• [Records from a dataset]
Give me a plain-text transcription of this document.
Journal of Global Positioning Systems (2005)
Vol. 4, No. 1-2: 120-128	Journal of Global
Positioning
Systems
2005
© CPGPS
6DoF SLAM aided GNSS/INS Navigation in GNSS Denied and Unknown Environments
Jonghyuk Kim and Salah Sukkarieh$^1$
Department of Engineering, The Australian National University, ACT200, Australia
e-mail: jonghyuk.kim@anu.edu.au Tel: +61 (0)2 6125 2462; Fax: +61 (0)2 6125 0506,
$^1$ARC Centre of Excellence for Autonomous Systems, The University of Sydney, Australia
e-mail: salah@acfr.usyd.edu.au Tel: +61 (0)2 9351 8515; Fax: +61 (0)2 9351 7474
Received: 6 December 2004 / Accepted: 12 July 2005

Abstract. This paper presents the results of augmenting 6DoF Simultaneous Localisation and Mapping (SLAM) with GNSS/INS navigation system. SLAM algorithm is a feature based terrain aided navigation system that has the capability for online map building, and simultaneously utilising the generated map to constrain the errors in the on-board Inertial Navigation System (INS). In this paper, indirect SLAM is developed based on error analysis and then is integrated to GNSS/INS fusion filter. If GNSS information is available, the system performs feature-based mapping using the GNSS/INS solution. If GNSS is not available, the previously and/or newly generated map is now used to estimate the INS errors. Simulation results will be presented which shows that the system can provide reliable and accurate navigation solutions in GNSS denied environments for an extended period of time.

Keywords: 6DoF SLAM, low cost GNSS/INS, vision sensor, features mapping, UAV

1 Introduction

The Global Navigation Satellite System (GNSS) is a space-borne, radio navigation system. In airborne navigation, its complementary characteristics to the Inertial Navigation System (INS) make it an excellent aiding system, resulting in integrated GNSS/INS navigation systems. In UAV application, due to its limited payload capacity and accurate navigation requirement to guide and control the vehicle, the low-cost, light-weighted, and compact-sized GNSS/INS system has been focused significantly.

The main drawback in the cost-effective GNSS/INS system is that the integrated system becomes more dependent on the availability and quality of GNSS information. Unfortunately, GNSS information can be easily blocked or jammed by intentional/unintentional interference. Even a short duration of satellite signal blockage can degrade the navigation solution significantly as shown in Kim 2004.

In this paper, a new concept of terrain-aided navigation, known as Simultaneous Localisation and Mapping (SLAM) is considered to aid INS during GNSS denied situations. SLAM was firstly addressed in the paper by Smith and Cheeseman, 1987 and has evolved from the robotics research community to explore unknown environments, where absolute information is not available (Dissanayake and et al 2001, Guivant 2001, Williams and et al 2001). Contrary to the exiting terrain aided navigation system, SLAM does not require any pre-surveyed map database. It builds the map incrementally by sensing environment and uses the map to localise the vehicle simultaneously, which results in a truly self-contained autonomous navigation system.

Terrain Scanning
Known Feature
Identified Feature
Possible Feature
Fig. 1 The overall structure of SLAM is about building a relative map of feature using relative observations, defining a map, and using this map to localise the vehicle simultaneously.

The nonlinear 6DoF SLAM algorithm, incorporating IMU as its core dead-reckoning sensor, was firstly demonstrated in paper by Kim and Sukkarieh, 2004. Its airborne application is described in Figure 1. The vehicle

• [Do this] Report how many lines in the entries hold the string "Positioning". Nothing but the number is wanted.

• [Solution to this task] 2